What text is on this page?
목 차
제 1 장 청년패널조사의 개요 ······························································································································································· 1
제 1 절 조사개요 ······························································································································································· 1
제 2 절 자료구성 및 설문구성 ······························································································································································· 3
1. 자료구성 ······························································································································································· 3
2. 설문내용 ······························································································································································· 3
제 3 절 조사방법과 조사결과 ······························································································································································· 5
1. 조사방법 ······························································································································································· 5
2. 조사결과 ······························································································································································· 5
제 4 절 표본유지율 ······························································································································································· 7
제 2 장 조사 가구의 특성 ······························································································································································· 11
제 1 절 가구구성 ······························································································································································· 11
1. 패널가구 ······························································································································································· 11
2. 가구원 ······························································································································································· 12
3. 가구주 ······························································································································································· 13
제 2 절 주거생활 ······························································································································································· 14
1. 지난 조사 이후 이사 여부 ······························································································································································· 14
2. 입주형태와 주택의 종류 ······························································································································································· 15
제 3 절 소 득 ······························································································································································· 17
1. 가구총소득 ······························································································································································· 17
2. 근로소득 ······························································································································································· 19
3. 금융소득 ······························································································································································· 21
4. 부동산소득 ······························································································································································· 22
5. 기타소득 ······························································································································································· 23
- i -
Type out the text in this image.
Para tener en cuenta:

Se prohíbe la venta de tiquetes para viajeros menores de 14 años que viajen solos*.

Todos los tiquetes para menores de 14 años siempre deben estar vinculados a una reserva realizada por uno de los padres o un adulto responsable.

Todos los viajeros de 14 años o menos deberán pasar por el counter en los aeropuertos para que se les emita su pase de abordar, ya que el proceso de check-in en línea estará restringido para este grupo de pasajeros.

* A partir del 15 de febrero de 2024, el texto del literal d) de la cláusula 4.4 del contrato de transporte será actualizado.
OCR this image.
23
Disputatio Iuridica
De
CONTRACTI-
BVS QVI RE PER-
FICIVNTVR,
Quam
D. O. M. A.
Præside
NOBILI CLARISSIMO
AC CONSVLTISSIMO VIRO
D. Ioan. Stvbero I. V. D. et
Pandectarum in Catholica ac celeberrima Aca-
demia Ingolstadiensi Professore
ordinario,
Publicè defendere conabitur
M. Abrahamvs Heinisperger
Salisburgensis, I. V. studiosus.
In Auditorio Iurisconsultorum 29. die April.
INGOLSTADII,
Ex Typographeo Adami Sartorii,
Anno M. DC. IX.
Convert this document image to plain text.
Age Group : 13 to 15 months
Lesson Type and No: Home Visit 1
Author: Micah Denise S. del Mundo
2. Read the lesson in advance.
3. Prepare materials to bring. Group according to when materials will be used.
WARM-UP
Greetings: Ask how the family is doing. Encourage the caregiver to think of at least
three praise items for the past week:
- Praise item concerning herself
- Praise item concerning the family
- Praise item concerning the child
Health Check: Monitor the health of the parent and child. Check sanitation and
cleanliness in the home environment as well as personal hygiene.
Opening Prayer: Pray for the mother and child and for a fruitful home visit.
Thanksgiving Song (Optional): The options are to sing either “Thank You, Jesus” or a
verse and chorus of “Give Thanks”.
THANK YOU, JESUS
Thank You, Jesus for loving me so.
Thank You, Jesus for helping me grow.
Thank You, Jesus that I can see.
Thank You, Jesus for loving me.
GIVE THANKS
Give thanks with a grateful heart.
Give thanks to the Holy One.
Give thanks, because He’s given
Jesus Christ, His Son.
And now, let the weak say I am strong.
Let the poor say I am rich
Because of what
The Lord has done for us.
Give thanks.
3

.....

▸ **OBJECTIVE**
Of all the lines above, how many contain "años"? Give the number and nothing more.

▸ **FULL SOLUTION**
3